TEXT >>
- Opening Delimiter -

It's probably at least fairly decent for a lot of things, but yeah, housing is not an efficient market. If things get out of hand on a basic need I don't think we're going to be counting on the free market.

I guess there's also something to be said that people refer to 'free market' a lot, but there is no true free market. Literally everything that I can think of is subject to some kind of regulations be it for safety, health, whatever.
In a true free market you get to decide for yourself whether the meat you're about to eat will infect you with a deadly parasite! Fun!

Fidelitious
Apr 17, 2018

MY BIRTH CRY WILL BE THE SOUND OF EVERY WALLET ON THIS PLANET OPENING IN UNISON.
It's not like it costs anything so at worst you're losing maybe 10 minutes to file it and probably 20 minutes if you show up to a hearing.

Fidelitious
Apr 17, 2018

MY BIRTH CRY WILL BE THE SOUND OF EVERY WALLET ON THIS PLANET OPENING IN UNISON.

Lead out in cuffs posted:

It costs $50, which you get back if you win.

There is also the possibility that the landlord lawyers up for the hearing. It's not technically court, but does have technicalities and loopholes which a lawyer can exploit. Usually the amounts of money don't make this worthwhile, but I've heard of it happening when it's a developer trying to kick everyone out of a building.

It's still worth trying, but it's definitely not free, and also still gives somewhat of an advantage to the more moneyed party (ie the landlord).


That said, IIRC the talent deficit is bringing in like $300K/year, so I'd say you should lawyer up yourself and nail the fucker to the wall.

Ah poo poo really, I don't know why I thought it was free.

They should make it a free service for tenants but charge landlords double to make up for it.

Fidelitious
Apr 17, 2018

MY BIRTH CRY WILL BE THE SOUND OF EVERY WALLET ON THIS PLANET OPENING IN UNISON.
What garbage human approved that, haha.

Blind bidding isn't about the absolute end price, it's about knowing that your agent hasn't conned you into offering $20,000 more than necessary so that they can pocket a few hundred more which is my default assumption.
It wouldn't solve much of the problem but realtors need to be regulated to an extreme degree and this helps a little bit.

I think we can agree that if something makes OREA mad it must be a really good idea.

Fidelitious
Apr 17, 2018

MY BIRTH CRY WILL BE THE SOUND OF EVERY WALLET ON THIS PLANET OPENING IN UNISON.

large hands posted:

don't hate the player, hate the game

I feel very comfortable hating the players to be honest.

Fidelitious
Apr 17, 2018

MY BIRTH CRY WILL BE THE SOUND OF EVERY WALLET ON THIS PLANET OPENING IN UNISON.

So Bracebridge looks like the middle of nowhere but I looked and the prices are still quite high. They must have gotten one of the cheaper places I expect if their mortgage is half their rent. I saw a few things for around 250,000.

- Closing Delimiter -

RECORD SET >>
- Opening Delimiter -

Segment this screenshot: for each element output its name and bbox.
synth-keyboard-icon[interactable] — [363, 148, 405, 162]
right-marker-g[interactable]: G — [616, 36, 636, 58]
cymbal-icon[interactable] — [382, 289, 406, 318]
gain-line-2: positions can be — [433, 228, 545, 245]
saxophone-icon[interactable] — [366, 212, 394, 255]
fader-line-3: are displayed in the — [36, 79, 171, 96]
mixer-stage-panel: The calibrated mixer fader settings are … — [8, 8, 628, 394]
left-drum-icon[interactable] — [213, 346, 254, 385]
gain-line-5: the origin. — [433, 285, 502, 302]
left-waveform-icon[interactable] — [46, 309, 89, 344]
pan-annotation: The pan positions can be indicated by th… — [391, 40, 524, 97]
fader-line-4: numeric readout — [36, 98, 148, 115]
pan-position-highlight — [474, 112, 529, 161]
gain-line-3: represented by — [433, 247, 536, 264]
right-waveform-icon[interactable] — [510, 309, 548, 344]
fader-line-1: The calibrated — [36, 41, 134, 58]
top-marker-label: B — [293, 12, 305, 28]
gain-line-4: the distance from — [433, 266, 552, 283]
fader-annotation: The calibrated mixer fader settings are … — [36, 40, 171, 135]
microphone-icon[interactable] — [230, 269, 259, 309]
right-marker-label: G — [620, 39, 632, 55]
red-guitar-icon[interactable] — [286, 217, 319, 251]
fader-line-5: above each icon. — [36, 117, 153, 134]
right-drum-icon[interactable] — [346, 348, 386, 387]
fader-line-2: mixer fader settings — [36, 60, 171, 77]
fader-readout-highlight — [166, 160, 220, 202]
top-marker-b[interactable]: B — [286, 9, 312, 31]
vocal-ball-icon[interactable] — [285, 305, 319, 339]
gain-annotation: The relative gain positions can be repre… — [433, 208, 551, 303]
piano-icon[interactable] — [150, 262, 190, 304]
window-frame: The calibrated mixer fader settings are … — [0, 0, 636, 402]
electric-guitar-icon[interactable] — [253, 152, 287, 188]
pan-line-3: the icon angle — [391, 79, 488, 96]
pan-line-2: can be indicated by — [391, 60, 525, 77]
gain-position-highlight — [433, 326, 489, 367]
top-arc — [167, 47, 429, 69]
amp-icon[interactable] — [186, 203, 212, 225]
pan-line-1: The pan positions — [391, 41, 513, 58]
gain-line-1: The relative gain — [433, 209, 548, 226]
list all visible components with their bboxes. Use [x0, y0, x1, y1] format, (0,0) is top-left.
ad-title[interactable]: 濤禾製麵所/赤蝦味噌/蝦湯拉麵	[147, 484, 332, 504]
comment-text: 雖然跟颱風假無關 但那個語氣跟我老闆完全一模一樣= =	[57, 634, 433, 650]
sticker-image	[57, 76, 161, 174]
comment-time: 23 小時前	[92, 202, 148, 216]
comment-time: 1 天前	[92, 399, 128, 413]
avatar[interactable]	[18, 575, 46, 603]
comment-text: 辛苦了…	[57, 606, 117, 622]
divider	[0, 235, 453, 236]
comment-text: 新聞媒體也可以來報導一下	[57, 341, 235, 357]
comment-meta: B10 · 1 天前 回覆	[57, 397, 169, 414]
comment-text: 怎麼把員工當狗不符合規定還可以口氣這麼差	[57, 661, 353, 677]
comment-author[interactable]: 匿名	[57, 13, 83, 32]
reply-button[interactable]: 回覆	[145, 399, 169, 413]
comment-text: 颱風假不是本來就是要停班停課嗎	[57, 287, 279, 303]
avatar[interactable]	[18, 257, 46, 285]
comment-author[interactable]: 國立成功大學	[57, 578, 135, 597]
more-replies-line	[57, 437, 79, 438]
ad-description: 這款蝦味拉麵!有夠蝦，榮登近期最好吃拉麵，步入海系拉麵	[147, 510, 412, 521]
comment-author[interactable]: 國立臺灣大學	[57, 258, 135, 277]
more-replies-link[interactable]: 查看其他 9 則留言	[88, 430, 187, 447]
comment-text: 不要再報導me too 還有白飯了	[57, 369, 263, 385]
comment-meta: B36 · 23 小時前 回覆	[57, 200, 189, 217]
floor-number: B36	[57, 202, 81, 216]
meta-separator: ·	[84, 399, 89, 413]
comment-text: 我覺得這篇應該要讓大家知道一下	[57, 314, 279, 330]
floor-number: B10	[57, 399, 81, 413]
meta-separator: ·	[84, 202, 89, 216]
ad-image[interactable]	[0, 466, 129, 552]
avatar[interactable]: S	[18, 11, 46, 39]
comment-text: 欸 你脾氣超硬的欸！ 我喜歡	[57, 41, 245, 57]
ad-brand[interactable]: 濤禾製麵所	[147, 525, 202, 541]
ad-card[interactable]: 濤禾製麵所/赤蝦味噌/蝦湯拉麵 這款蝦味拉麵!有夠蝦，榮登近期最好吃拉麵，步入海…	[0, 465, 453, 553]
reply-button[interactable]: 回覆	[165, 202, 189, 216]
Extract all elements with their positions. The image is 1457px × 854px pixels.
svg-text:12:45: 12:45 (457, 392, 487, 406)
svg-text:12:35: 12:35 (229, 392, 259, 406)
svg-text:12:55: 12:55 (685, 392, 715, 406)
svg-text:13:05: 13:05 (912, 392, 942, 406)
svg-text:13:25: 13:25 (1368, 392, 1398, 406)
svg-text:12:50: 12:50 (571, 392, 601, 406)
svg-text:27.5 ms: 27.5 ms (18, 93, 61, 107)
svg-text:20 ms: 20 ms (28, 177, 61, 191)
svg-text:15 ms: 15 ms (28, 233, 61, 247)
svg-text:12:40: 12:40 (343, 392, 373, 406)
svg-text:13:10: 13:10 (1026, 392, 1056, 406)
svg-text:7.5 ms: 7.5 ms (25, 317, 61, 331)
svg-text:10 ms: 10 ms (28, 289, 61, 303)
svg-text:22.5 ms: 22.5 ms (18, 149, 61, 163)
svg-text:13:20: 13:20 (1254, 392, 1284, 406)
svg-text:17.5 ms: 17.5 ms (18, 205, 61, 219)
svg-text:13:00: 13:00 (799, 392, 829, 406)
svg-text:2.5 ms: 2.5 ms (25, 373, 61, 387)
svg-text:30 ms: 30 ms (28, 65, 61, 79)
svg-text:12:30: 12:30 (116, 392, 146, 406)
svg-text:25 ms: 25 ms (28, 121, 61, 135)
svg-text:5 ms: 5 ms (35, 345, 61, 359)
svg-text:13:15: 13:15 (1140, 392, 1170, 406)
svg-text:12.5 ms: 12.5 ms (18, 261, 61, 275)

- Closing Delimiter -

EXERCISE OBJECTIVE >>
From the forum thread on housing, repeat the passage starting with "It wouldn't solve" and going on through "really good idea.".

RESPONSE AREA >>
It wouldn't solve much of the problem but realtors need to be regulated to an extreme degree and this helps a little bit.

I think we can agree that if something makes OREA mad it must be a really good idea.